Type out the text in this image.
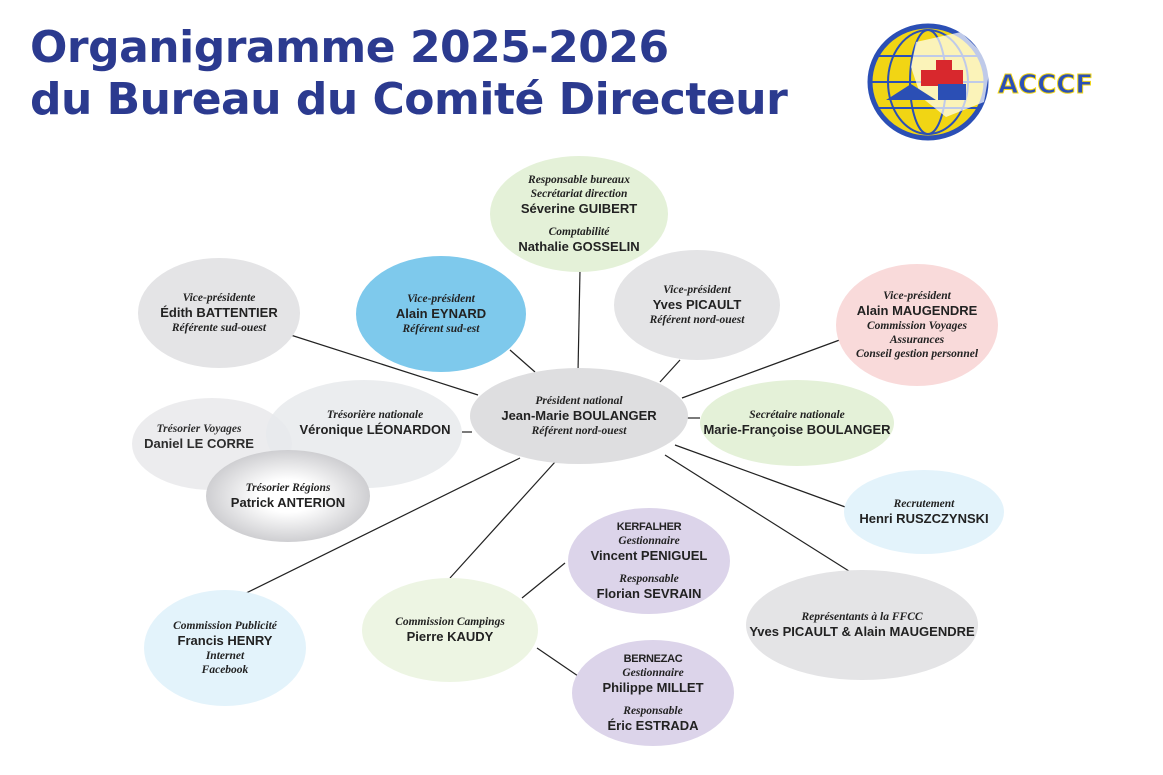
Organigramme 2025-2026
du Bureau du Comité Directeur	ACCCF
Responsable bureaux
Secrétariat direction
Séverine GUIBERT
Comptabilité
Nathalie GOSSELIN
Vice-présidente
Édith BATTENTIER
Référente sud-ouest
Vice-président
Alain EYNARD
Référent sud-est
Vice-président
Yves PICAULT
Référent nord-ouest
Vice-président
Alain MAUGENDRE
Commission Voyages
Assurances
Conseil gestion personnel
Trésorier Voyages
Daniel LE CORRE
Trésorière nationale
Véronique LÉONARDON
Trésorier Régions
Patrick ANTERION
Président national
Jean-Marie BOULANGER
Référent nord-ouest
Secrétaire nationale
Marie-Françoise BOULANGER
Recrutement
Henri RUSZCZYNSKI
Représentants à la FFCC
Yves PICAULT & Alain MAUGENDRE
Commission Publicité
Francis HENRY
Internet
Facebook
Commission Campings
Pierre KAUDY
KERFALHER
Gestionnaire
Vincent PENIGUEL
Responsable
Florian SEVRAIN
BERNEZAC
Gestionnaire
Philippe MILLET
Responsable
Éric ESTRADA
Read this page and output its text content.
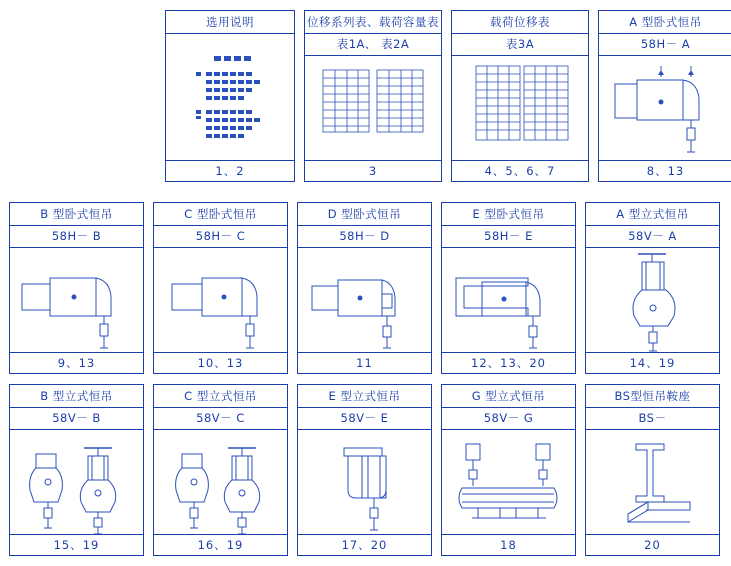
选用说明
1、2
位移系列表、载荷容量表
表1A、 表2A
3
载荷位移表
表3A
4、5、6、7
A 型卧式恒吊
58H－ A
8、13
B 型卧式恒吊
58H－ B
9、13
C 型卧式恒吊
58H－ C
10、13
D 型卧式恒吊
58H－ D
11
E 型卧式恒吊
58H－ E
12、13、20
A 型立式恒吊
58V－ A
14、19
B 型立式恒吊
58V－ B
15、19
C 型立式恒吊
58V－ C
16、19
E 型立式恒吊
58V－ E
17、20
G 型立式恒吊
58V－ G
18
BS型恒吊鞍座
BS－
20
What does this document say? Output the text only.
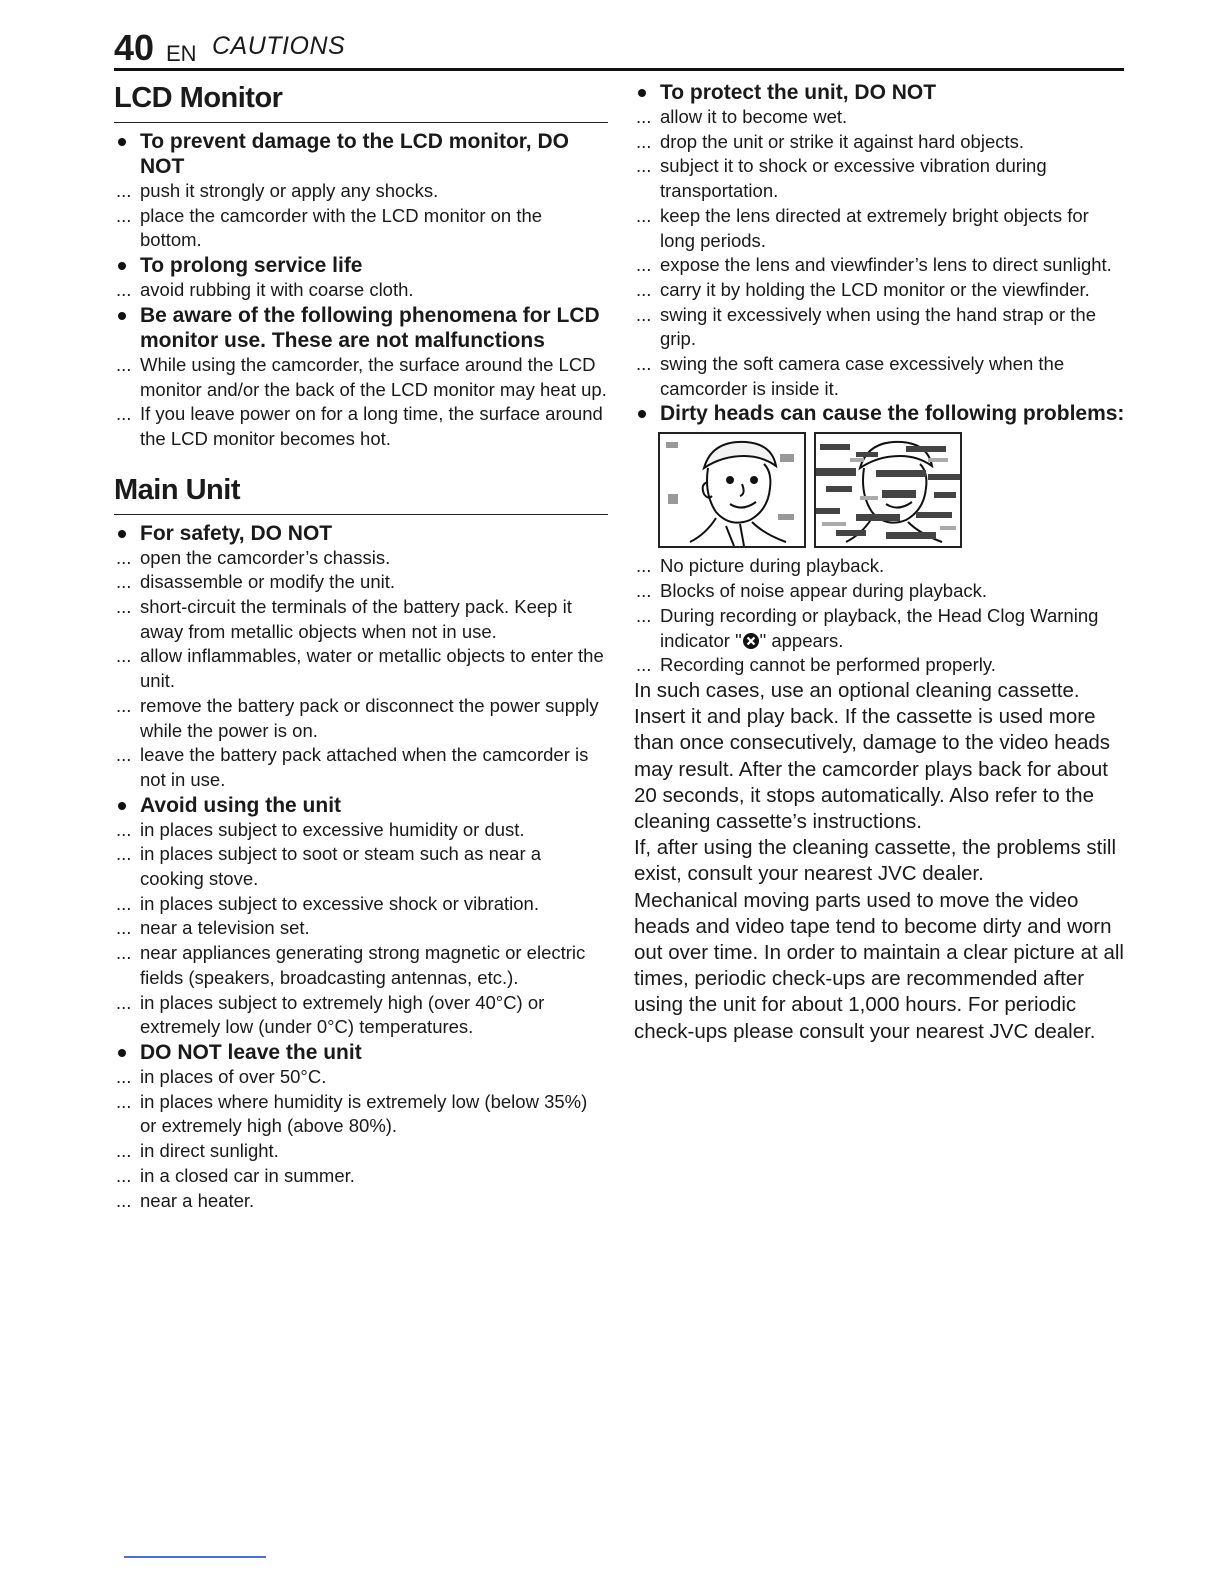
40 EN CAUTIONS
LCD Monitor

To prevent damage to the LCD monitor, DO NOT

... push it strongly or apply any shocks.

... place the camcorder with the LCD monitor on the bottom.

To prolong service life

... avoid rubbing it with coarse cloth.

Be aware of the following phenomena for LCD monitor use. These are not malfunctions

... While using the camcorder, the surface around the LCD monitor and/or the back of the LCD monitor may heat up.

... If you leave power on for a long time, the surface around the LCD monitor becomes hot.

Main Unit

For safety, DO NOT

... open the camcorder’s chassis.

... disassemble or modify the unit.

... short-circuit the terminals of the battery pack. Keep it away from metallic objects when not in use.

... allow inflammables, water or metallic objects to enter the unit.

... remove the battery pack or disconnect the power supply while the power is on.

... leave the battery pack attached when the camcorder is not in use.

Avoid using the unit

... in places subject to excessive humidity or dust.

... in places subject to soot or steam such as near a cooking stove.

... in places subject to excessive shock or vibration.

... near a television set.

... near appliances generating strong magnetic or electric fields (speakers, broadcasting antennas, etc.).

... in places subject to extremely high (over 40°C) or extremely low (under 0°C) temperatures.

DO NOT leave the unit

... in places of over 50°C.

... in places where humidity is extremely low (below 35%) or extremely high (above 80%).

... in direct sunlight.

... in a closed car in summer.

... near a heater.

To protect the unit, DO NOT

... allow it to become wet.

... drop the unit or strike it against hard objects.

... subject it to shock or excessive vibration during transportation.

... keep the lens directed at extremely bright objects for long periods.

... expose the lens and viewfinder’s lens to direct sunlight.

... carry it by holding the LCD monitor or the viewfinder.

... swing it excessively when using the hand strap or the grip.

... swing the soft camera case excessively when the camcorder is inside it.

Dirty heads can cause the following problems:

... No picture during playback.

... Blocks of noise appear during playback.

... During recording or playback, the Head Clog Warning indicator " " appears.

... Recording cannot be performed properly.

In such cases, use an optional cleaning cassette. Insert it and play back. If the cassette is used more than once consecutively, damage to the video heads may result. After the camcorder plays back for about 20 seconds, it stops automatically. Also refer to the cleaning cassette’s instructions.

If, after using the cleaning cassette, the problems still exist, consult your nearest JVC dealer.

Mechanical moving parts used to move the video heads and video tape tend to become dirty and worn out over time. In order to maintain a clear picture at all times, periodic check-ups are recommended after using the unit for about 1,000 hours. For periodic check-ups please consult your nearest JVC dealer.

Exercise requirements
Print out the whole of the material word for word, without pictures.

Task result
Type out the text in this image.
Organigramme 2025-2026
du Bureau du Comité Directeur	ACCCF
Responsable bureaux
Secrétariat direction
Séverine GUIBERT
Comptabilité
Nathalie GOSSELIN
Vice-présidente
Édith BATTENTIER
Référente sud-ouest
Vice-président
Alain EYNARD
Référent sud-est
Vice-président
Yves PICAULT
Référent nord-ouest
Vice-président
Alain MAUGENDRE
Commission Voyages
Assurances
Conseil gestion personnel
Trésorier Voyages
Daniel LE CORRE
Trésorière nationale
Véronique LÉONARDON
Trésorier Régions
Patrick ANTERION
Président national
Jean-Marie BOULANGER
Référent nord-ouest
Secrétaire nationale
Marie-Françoise BOULANGER
Recrutement
Henri RUSZCZYNSKI
Représentants à la FFCC
Yves PICAULT & Alain MAUGENDRE
Commission Publicité
Francis HENRY
Internet
Facebook
Commission Campings
Pierre KAUDY
KERFALHER
Gestionnaire
Vincent PENIGUEL
Responsable
Florian SEVRAIN
BERNEZAC
Gestionnaire
Philippe MILLET
Responsable
Éric ESTRADA
Read this page and output its text content.
选用说明
1、2
位移系列表、载荷容量表
表1A、 表2A
3
载荷位移表
表3A
4、5、6、7
A 型卧式恒吊
58H－ A
8、13
B 型卧式恒吊
58H－ B
9、13
C 型卧式恒吊
58H－ C
10、13
D 型卧式恒吊
58H－ D
11
E 型卧式恒吊
58H－ E
12、13、20
A 型立式恒吊
58V－ A
14、19
B 型立式恒吊
58V－ B
15、19
C 型立式恒吊
58V－ C
16、19
E 型立式恒吊
58V－ E
17、20
G 型立式恒吊
58V－ G
18
BS型恒吊鞍座
BS－
20
What does this document say? Output the text only.
40 EN CAUTIONS
LCD Monitor

To prevent damage to the LCD monitor, DO NOT

... push it strongly or apply any shocks.

... place the camcorder with the LCD monitor on the bottom.

To prolong service life

... avoid rubbing it with coarse cloth.

Be aware of the following phenomena for LCD monitor use. These are not malfunctions

... While using the camcorder, the surface around the LCD monitor and/or the back of the LCD monitor may heat up.

... If you leave power on for a long time, the surface around the LCD monitor becomes hot.

Main Unit

For safety, DO NOT

... open the camcorder’s chassis.

... disassemble or modify the unit.

... short-circuit the terminals of the battery pack. Keep it away from metallic objects when not in use.

... allow inflammables, water or metallic objects to enter the unit.

... remove the battery pack or disconnect the power supply while the power is on.

... leave the battery pack attached when the camcorder is not in use.

Avoid using the unit

... in places subject to excessive humidity or dust.

... in places subject to soot or steam such as near a cooking stove.

... in places subject to excessive shock or vibration.

... near a television set.

... near appliances generating strong magnetic or electric fields (speakers, broadcasting antennas, etc.).

... in places subject to extremely high (over 40°C) or extremely low (under 0°C) temperatures.

DO NOT leave the unit

... in places of over 50°C.

... in places where humidity is extremely low (below 35%) or extremely high (above 80%).

... in direct sunlight.

... in a closed car in summer.

... near a heater.

To protect the unit, DO NOT

... allow it to become wet.

... drop the unit or strike it against hard objects.

... subject it to shock or excessive vibration during transportation.

... keep the lens directed at extremely bright objects for long periods.

... expose the lens and viewfinder’s lens to direct sunlight.

... carry it by holding the LCD monitor or the viewfinder.

... swing it excessively when using the hand strap or the grip.

... swing the soft camera case excessively when the camcorder is inside it.

Dirty heads can cause the following problems:

... No picture during playback.

... Blocks of noise appear during playback.

... During recording or playback, the Head Clog Warning indicator " " appears.

... Recording cannot be performed properly.

In such cases, use an optional cleaning cassette. Insert it and play back. If the cassette is used more than once consecutively, damage to the video heads may result. After the camcorder plays back for about 20 seconds, it stops automatically. Also refer to the cleaning cassette’s instructions.

If, after using the cleaning cassette, the problems still exist, consult your nearest JVC dealer.

Mechanical moving parts used to move the video heads and video tape tend to become dirty and worn out over time. In order to maintain a clear picture at all times, periodic check-ups are recommended after using the unit for about 1,000 hours. For periodic check-ups please consult your nearest JVC dealer.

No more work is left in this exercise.